### [Exercise directions]
Type out all the records word for word. Any pictures are to be left out.

(Collected data)
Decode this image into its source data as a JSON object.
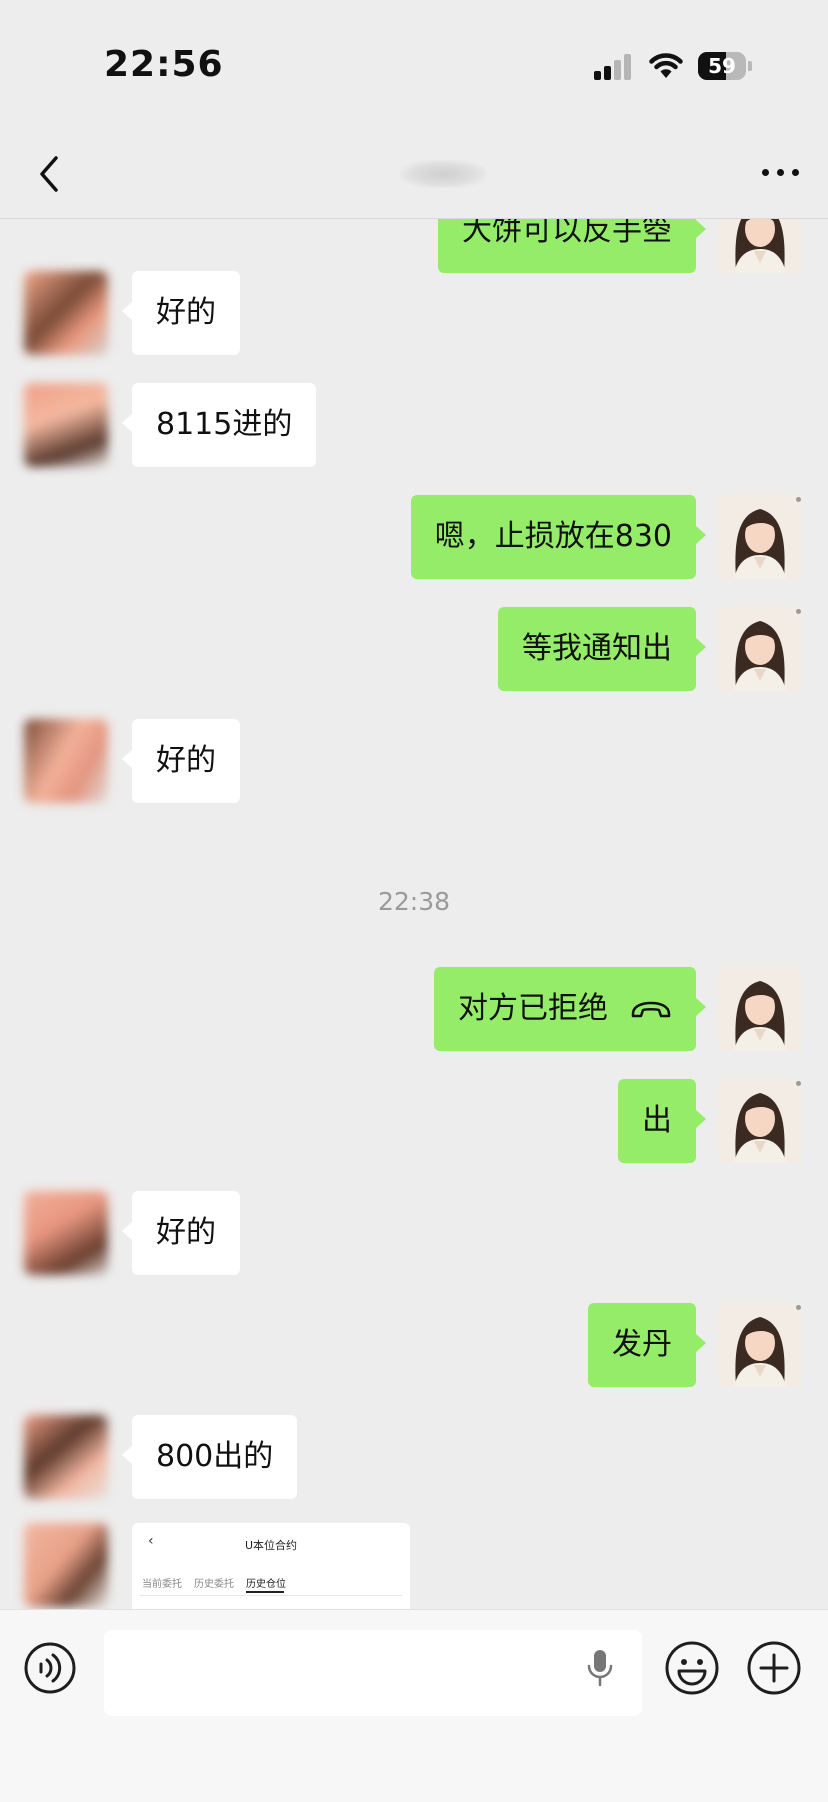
{
  "status_bar": {
    "time": "22:56",
    "battery": "59",
    "battery_level": 0.59
  },
  "nav": {
    "title": ""
  },
  "messages": [
    {
      "side": "self",
      "text": "大饼可以反手箜"
    },
    {
      "side": "other",
      "text": "好的"
    },
    {
      "side": "other",
      "text": "8115进的"
    },
    {
      "side": "self",
      "text": "嗯，止损放在830"
    },
    {
      "side": "self",
      "text": "等我通知出"
    },
    {
      "side": "other",
      "text": "好的"
    },
    {
      "side": "time",
      "text": "22:38"
    },
    {
      "side": "self",
      "text": "对方已拒绝",
      "icon": "phone-hangup-icon"
    },
    {
      "side": "self",
      "text": "出"
    },
    {
      "side": "other",
      "text": "好的"
    },
    {
      "side": "self",
      "text": "发丹"
    },
    {
      "side": "other",
      "text": "800出的"
    }
  ],
  "shared_screenshot": {
    "title": "U本位合约",
    "tabs": [
      "当前委托",
      "历史委托",
      "历史仓位"
    ],
    "active_tab": "历史仓位"
  },
  "input": {
    "value": "",
    "placeholder": ""
  },
  "colors": {
    "background": "#ededed",
    "self_bubble": "#95ec69",
    "other_bubble": "#ffffff",
    "timestamp": "#9a9a9a"
  },
  "icons": [
    "back-icon",
    "more-icon",
    "voice-icon",
    "mic-icon",
    "emoji-icon",
    "plus-icon",
    "phone-hangup-icon",
    "wifi-icon",
    "signal-icon",
    "battery-icon"
  ]
}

### [Solution to the problem]
Decode this image into its source data as a JSON object.
{
  "status_bar": {
    "time": "22:56",
    "battery": "59",
    "battery_level": 0.59
  },
  "nav": {
    "title": ""
  },
  "messages": [
    {
      "side": "self",
      "text": "大饼可以反手箜"
    },
    {
      "side": "other",
      "text": "好的"
    },
    {
      "side": "other",
      "text": "8115进的"
    },
    {
      "side": "self",
      "text": "嗯，止损放在830"
    },
    {
      "side": "self",
      "text": "等我通知出"
    },
    {
      "side": "other",
      "text": "好的"
    },
    {
      "side": "time",
      "text": "22:38"
    },
    {
      "side": "self",
      "text": "对方已拒绝",
      "icon": "phone-hangup-icon"
    },
    {
      "side": "self",
      "text": "出"
    },
    {
      "side": "other",
      "text": "好的"
    },
    {
      "side": "self",
      "text": "发丹"
    },
    {
      "side": "other",
      "text": "800出的"
    }
  ],
  "shared_screenshot": {
    "title": "U本位合约",
    "tabs": [
      "当前委托",
      "历史委托",
      "历史仓位"
    ],
    "active_tab": "历史仓位"
  },
  "input": {
    "value": "",
    "placeholder": ""
  },
  "colors": {
    "background": "#ededed",
    "self_bubble": "#95ec69",
    "other_bubble": "#ffffff",
    "timestamp": "#9a9a9a"
  },
  "icons": [
    "back-icon",
    "more-icon",
    "voice-icon",
    "mic-icon",
    "emoji-icon",
    "plus-icon",
    "phone-hangup-icon",
    "wifi-icon",
    "signal-icon",
    "battery-icon"
  ]
}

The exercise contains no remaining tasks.